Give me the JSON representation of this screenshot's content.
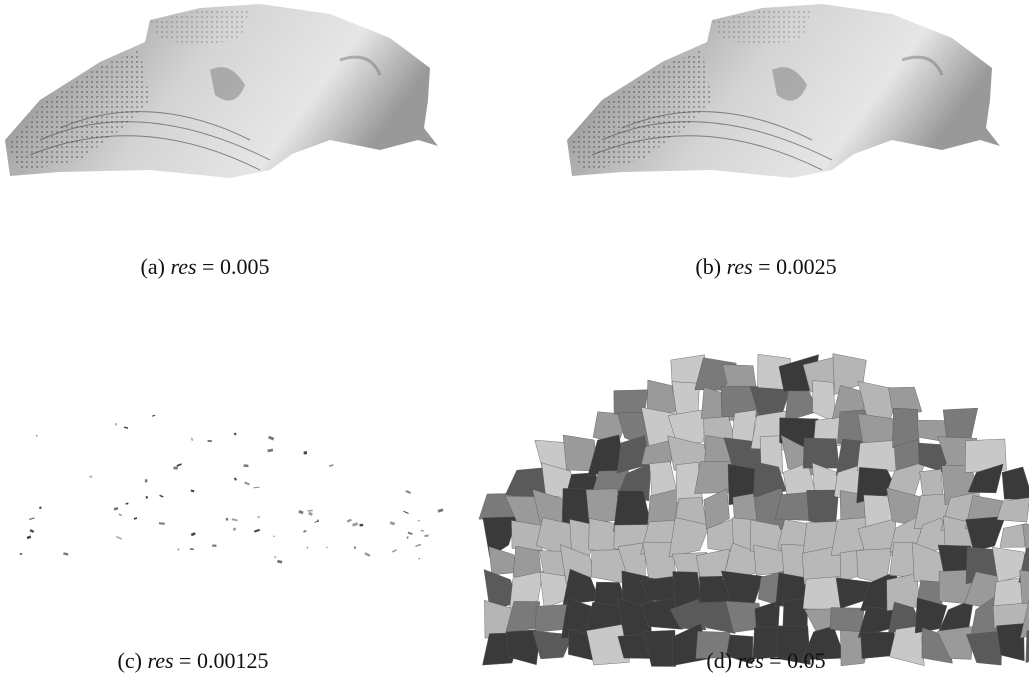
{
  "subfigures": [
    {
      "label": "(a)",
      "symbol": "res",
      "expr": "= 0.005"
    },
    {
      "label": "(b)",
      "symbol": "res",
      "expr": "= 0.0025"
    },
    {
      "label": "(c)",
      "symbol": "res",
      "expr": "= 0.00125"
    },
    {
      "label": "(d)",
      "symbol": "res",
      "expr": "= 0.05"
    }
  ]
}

[What the task requires] Write out the whole listing exactly, and drop the pictures.

[Complete answer]
Give me the JSON representation of this screenshot's content.
{
  "subfigures": [
    {
      "label": "(a)",
      "symbol": "res",
      "expr": "= 0.005"
    },
    {
      "label": "(b)",
      "symbol": "res",
      "expr": "= 0.0025"
    },
    {
      "label": "(c)",
      "symbol": "res",
      "expr": "= 0.00125"
    },
    {
      "label": "(d)",
      "symbol": "res",
      "expr": "= 0.05"
    }
  ]
}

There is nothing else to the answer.